## Cosa fare
[A] Ricopia alla lettera il passo dell'ordinanza della Cassazione che inizia con "RILEVATO CHE" e finisce con "udienza dell’istruttoria prefallimentare.".
[B] Per ciascuna affermazione indica se concorda con l'ordinanza della Cassazione, rispondendo sì o no e citando fedelmente le parole dell'ordinanza che lo stabiliscono. (i) Il ricorso per il fallimento fu depositato al Tribunale di Roma il 07/04/2016. (ii) Contro il decreto ingiuntivo fu proposta opposizione ex art. 645 c.p.c. (iii) La relazione della causa fu svolta nella camera di consiglio del 26/09/2024.
[C] Prosegui l'ordinanza della Cassazione sull'istanza di fallimento a partire dall'ultima frase riportata.

## Brano del documento
++++++

Ordinanza di Cassazione Civile Sez. 1 Num. 27125 Anno 2024
Civile Ord. Sez. 1 Num. 27125 Anno 2024
Presidente: COGNOME NOME
Relatore: COGNOME
Data pubblicazione: 18/10/2024
Corte di Cassazione, ex art. 395 c.p.c.
NOME COGNOME
Presidente
CLOTILDE COGNOME
Consigliere
NOME COGNOME
Consigliere
Ud. 26/09/2024 CC Cron. R.G.N. 23388/2023
NOME COGNOME
Consigliere-COGNOME.
RITA NOME COGNOME
Consigliere
ha pronunciato la seguente
ORDINANZA
sul ricorso 23388/2023 proposto da:
COGNOME NOME, in proprio e quale titolare dell’impresa individuale RAGIONE_SOCIALE, in persona del legale rappres. p.t., elett.te domiciliato in Roma, INDIRIZZO, presso gli AVV_NOTAIO, dai quali è rappresentato e difeso, per procura speciale in atti;
-ricorrente –
-contro-
TRIPI MONICA, nella qualità di amministratore giudiziario nel procedimento R.G. N. 162/2021 -M.RAGIONE_SOCIALE. RAGIONE_SOCIALE NOME– elett.te domiciliata presso l’AVV_NOTAIO dal quale è rappres. e difesa, per procura speciale in atti, autorizzata dal g.d. del Tribunale di RomaSezione Misure di Prevenzione- con provvedimento del 21.1.2023;
-controricorrente-
FALLIMENTO DELL’RAGIONE_SOCIALE, in persona del legale rappres. p.t.;
-intimato- a vverso l’ordinanza n. 27703/2023 della Corte di Cassazione, pubblicata il 2.10.2023;
udita la relazione della causa svolta nella camera di consiglio del 26/09/2024 dal Cons. rel., AVV_NOTAIO.
RILEVATO CHE
Con ricorso depositato in data 07/04/2016 al Tribunale di Roma, NOME COGNOME chiedeva il fallimento dell’impresa individuale ‘ RAGIONE_SOCIALE ‘ adducendo il mancato pagamento della somma di € 110.000,00 d a parte di NOME COGNOME. Il creditore istante sosteneva di essere creditore della somma di € 114.564,223 in forza di un decreto ingiuntivo n. 12863/2015, di cui asseriva la rituale notifica unitamente al precetto, ma di cui il COGNOME ha avuto per la prima volta conoscenza con la notifica dell’istanza fallimentare e del decreto di fissazione di udienza dell’istruttoria prefallimentare.
Avverso tale decreto ingiuntivo n. 12863/2015, posto dal COGNOME a sostegno della propria istanza di fallimento, il RAGIONE_SOCIALE ha, quindi, proposto immediata opposizione ex art. 650 c.p.c.
Costituitosi nel giudizio di fallimento, NOME COGNOME, in proprio e nella qualità di titolare della ditta individuale ‘ RAGIONE_SOCIALE ‘ , contestava integralmente quanto dedotto dalla parte istante.

++++++

## Dati grezzi

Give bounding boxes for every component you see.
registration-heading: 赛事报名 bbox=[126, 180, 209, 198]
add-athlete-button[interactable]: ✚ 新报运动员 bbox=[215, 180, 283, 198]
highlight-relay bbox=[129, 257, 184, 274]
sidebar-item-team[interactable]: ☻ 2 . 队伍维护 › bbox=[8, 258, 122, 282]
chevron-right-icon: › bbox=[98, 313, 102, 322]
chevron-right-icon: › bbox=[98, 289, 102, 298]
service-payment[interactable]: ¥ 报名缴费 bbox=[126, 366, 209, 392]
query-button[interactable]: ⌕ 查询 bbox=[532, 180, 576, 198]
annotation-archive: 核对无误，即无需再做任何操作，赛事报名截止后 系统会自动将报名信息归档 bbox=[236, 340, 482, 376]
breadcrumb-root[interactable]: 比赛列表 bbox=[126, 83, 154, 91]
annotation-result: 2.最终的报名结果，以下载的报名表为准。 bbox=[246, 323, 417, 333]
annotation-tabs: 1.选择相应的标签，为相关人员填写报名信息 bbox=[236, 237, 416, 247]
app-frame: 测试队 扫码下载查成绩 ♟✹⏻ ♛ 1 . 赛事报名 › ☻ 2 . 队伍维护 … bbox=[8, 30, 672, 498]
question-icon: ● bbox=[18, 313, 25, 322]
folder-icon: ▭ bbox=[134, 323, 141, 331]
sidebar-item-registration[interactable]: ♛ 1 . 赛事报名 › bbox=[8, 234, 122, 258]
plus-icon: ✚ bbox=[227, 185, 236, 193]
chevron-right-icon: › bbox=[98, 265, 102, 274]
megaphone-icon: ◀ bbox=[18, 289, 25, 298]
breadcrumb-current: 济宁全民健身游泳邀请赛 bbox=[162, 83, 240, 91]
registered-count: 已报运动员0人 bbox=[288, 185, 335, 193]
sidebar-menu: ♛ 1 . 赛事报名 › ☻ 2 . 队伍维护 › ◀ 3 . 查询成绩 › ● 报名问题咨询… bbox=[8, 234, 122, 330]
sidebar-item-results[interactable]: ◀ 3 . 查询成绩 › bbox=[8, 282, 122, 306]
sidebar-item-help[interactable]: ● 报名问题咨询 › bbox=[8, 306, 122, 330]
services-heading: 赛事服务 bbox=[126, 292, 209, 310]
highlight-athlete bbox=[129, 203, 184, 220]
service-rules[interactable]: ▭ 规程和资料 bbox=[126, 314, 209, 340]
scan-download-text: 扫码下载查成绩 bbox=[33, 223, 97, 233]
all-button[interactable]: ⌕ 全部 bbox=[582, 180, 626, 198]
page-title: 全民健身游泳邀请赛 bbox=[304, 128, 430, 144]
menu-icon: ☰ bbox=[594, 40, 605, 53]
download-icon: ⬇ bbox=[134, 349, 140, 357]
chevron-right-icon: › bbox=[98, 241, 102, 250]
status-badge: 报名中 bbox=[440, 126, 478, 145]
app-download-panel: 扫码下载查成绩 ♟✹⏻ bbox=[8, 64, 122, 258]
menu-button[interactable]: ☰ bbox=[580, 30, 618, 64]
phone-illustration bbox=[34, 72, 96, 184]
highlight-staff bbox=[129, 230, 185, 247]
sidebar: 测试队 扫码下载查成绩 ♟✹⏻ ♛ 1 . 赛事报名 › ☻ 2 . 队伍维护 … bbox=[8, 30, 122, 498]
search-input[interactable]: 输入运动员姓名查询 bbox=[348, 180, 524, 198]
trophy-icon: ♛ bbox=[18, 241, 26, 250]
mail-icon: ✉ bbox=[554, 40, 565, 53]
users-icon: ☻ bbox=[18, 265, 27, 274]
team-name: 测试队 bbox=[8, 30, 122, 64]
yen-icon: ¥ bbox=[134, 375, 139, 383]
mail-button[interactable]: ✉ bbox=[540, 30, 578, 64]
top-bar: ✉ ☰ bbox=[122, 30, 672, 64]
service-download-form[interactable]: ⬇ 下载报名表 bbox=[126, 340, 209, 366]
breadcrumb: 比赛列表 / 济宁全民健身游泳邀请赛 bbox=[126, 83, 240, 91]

++++++

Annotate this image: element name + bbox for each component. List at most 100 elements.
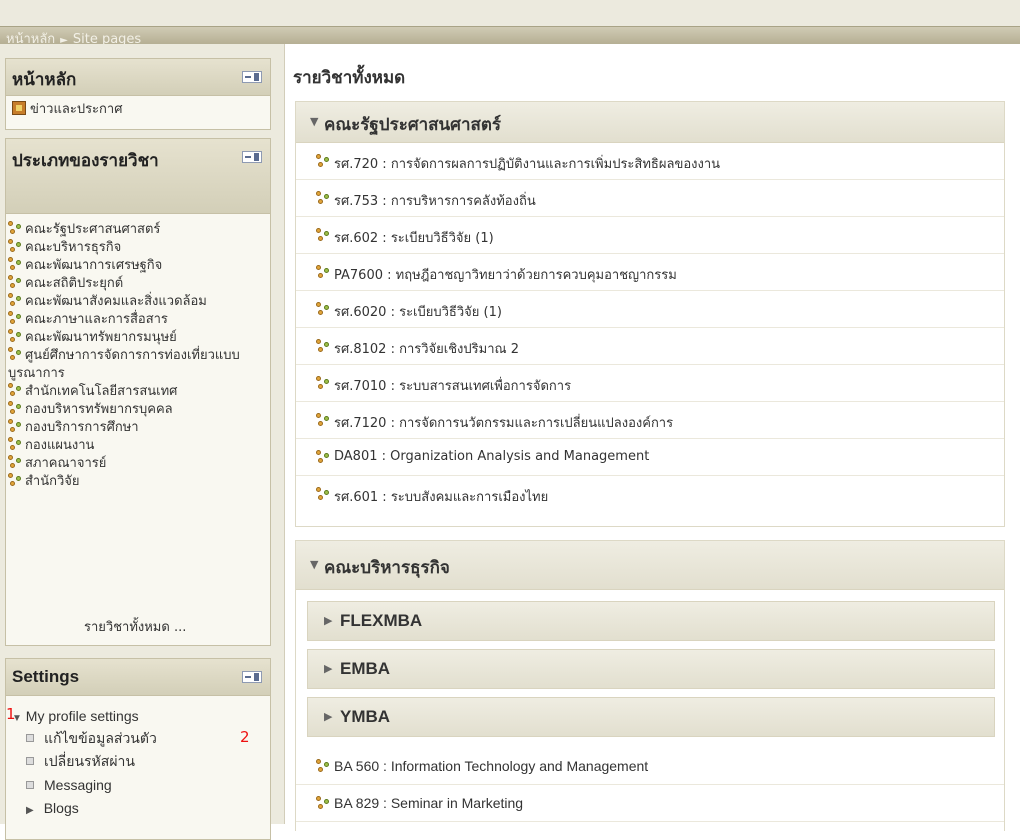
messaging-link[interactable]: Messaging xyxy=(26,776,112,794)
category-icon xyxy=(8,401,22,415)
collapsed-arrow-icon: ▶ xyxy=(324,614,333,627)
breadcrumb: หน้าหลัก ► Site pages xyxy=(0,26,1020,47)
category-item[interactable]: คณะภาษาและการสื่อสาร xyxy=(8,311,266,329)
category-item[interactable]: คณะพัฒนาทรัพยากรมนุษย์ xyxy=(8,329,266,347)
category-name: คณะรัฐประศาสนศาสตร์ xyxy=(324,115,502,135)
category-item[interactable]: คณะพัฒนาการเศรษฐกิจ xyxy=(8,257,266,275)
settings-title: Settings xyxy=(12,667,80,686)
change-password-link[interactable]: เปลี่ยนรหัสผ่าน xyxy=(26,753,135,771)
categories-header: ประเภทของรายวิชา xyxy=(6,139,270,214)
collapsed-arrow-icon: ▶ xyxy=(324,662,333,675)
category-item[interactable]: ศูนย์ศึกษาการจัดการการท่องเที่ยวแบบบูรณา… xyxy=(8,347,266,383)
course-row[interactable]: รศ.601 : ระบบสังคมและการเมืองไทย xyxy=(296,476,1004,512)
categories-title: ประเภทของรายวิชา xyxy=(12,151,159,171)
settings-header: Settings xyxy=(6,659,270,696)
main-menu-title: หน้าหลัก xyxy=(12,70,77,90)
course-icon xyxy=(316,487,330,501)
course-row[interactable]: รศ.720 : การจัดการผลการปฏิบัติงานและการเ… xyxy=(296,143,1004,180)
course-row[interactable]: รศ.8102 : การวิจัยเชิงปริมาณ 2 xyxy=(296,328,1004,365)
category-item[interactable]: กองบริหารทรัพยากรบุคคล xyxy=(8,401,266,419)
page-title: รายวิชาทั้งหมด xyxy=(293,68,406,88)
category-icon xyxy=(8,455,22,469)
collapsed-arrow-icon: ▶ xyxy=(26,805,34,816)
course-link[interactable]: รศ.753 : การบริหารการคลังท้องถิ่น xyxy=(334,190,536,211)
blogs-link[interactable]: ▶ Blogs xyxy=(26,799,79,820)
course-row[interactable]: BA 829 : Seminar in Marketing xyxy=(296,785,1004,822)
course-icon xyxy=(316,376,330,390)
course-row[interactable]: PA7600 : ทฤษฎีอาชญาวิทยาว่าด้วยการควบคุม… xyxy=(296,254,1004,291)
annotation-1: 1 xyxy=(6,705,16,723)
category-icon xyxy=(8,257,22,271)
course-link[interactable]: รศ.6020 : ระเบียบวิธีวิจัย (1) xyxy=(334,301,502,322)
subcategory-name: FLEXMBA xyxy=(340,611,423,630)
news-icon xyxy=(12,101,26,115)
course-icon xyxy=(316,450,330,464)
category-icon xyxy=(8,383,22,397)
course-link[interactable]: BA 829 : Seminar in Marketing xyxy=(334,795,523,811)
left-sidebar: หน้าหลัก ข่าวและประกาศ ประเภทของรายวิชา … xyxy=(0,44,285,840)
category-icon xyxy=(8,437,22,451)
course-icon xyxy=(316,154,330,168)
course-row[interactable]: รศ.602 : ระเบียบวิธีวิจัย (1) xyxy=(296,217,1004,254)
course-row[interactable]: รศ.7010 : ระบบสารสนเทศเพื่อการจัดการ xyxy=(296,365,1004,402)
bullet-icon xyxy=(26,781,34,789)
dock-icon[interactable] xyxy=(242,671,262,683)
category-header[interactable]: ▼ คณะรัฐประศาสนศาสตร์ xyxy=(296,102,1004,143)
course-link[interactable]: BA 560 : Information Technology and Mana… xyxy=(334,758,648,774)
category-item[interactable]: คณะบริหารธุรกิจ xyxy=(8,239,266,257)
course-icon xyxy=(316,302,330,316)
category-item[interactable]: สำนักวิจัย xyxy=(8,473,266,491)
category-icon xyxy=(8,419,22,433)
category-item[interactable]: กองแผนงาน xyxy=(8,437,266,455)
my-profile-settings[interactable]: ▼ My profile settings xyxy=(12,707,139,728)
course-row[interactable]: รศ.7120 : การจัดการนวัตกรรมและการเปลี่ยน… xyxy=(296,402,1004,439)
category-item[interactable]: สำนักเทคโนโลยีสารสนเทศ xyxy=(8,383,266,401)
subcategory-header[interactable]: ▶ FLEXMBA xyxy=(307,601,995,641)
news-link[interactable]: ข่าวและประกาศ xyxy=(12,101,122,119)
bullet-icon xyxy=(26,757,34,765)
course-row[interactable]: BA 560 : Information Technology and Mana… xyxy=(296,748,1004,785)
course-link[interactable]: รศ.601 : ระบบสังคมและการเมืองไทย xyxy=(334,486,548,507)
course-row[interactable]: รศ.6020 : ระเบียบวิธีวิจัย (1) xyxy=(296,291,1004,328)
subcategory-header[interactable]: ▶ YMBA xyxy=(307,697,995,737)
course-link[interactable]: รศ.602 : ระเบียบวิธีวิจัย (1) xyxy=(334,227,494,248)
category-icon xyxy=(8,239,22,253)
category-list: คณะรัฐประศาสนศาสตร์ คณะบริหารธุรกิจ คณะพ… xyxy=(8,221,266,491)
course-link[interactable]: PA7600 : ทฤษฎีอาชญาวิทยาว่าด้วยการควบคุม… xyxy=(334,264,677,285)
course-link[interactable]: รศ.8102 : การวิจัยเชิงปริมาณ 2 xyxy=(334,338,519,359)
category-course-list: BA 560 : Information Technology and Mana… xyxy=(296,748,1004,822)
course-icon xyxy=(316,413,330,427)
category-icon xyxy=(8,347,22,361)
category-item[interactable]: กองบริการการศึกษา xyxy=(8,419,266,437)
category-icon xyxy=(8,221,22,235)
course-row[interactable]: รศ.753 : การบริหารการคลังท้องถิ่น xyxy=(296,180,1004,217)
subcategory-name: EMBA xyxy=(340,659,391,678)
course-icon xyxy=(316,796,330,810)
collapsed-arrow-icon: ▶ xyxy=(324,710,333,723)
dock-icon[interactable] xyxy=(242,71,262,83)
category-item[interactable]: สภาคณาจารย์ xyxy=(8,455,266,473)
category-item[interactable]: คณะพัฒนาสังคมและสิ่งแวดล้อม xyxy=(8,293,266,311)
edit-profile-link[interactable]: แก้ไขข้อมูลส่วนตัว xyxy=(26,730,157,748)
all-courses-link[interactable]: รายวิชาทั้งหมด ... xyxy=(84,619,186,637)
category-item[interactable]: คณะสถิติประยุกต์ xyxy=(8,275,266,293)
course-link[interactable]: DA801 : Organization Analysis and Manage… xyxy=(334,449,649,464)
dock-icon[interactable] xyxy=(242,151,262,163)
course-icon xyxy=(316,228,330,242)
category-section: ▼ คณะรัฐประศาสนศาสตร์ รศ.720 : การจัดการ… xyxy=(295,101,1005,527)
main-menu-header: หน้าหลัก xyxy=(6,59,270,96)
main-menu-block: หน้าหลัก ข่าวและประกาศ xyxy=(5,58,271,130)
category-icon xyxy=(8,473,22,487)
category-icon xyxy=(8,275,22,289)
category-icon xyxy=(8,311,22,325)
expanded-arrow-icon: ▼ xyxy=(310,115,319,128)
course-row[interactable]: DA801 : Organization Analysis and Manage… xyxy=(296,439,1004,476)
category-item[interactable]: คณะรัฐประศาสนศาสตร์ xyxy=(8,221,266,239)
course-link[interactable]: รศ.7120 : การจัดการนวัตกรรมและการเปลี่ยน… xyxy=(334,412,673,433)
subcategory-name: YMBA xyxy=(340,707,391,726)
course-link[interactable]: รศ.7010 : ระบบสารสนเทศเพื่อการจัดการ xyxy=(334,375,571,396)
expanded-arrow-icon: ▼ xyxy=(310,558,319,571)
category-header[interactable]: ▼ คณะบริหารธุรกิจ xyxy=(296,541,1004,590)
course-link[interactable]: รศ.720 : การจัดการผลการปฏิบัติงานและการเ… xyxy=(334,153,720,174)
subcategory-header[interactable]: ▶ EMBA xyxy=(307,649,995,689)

++++++

## Risultati in ordine
[A]
RILEVATO CHE
Con ricorso depositato in data 07/04/2016 al Tribunale di Roma, NOME COGNOME chiedeva il fallimento dell’impresa individuale ‘ RAGIONE_SOCIALE ‘ adducendo il mancato pagamento della somma di € 110.000,00 d a parte di NOME COGNOME. Il creditore istante sosteneva di essere creditore della somma di € 114.564,223 in forza di un decreto ingiuntivo n. 12863/2015, di cui asseriva la rituale notifica unitamente al precetto, ma di cui il COGNOME ha avuto per la prima volta conoscenza con la notifica dell’istanza fallimentare e del decreto di fissazione di udienza dell’istruttoria prefallimentare.

[B]
(i) Sì: "Con ricorso depositato in data 07/04/2016 al Tribunale di Roma".
(ii) No: "ha, quindi, proposto immediata opposizione ex art. 650 c.p.c."
(iii) Sì: "udita la relazione della causa svolta nella camera di consiglio del 26/09/2024".

[C]
In ragione di una nuova istanza di fallimento conosciuta dal RAGIONE_SOCIALE solo in sede di udienza, e dei nuovi presunti titoli esibiti solo in tale sede, quest’ultimo ha espressamente domandato la concessione di un termine per difesa per esame della nuova documentazione versata in
atti dal COGNOME e della nuova istanza di fallimento, mai notificata al debitore.
il Tribunale di Roma, con sentenza del 2016, dichiarava il fallimento dell’impresa individuale di NOME COGNOME.
Avverso la sentenza di primo grado il COGNOME interponeva reclamo dinanzi alla Corte di Appello, che rigettava l’opposizione al fallimento con sentenza del 2018.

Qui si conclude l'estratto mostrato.